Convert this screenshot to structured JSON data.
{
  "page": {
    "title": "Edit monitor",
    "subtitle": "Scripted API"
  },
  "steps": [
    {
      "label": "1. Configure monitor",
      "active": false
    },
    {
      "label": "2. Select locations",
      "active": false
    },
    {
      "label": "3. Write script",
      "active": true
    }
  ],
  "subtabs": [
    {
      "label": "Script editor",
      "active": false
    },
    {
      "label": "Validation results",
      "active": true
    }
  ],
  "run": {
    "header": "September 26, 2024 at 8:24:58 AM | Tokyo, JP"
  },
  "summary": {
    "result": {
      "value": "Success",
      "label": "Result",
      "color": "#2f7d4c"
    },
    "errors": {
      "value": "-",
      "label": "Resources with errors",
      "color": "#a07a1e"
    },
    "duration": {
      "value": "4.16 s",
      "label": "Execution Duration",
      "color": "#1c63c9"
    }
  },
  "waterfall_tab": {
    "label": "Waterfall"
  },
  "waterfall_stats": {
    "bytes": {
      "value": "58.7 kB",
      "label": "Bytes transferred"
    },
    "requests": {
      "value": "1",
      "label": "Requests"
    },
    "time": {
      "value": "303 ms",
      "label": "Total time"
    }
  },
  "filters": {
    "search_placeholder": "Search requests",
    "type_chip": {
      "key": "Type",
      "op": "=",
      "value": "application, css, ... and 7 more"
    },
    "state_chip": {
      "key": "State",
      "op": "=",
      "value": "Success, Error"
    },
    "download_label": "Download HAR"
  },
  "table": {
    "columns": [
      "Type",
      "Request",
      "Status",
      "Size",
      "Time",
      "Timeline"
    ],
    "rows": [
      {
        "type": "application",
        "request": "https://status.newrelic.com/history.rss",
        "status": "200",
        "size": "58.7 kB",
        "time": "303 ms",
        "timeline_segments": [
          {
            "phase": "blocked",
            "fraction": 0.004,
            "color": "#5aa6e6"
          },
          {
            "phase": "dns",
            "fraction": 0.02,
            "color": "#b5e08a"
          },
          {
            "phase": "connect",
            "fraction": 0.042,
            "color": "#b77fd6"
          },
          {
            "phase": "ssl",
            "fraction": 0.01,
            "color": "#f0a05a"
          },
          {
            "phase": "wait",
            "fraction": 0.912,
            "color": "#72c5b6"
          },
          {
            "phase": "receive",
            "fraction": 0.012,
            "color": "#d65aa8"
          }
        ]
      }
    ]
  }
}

- _GIVEN EXERCISE_
Copy all lines from the material that hold "errors".

- _FINISHED EXERCISE_
    "errors": {
      "label": "Resources with errors",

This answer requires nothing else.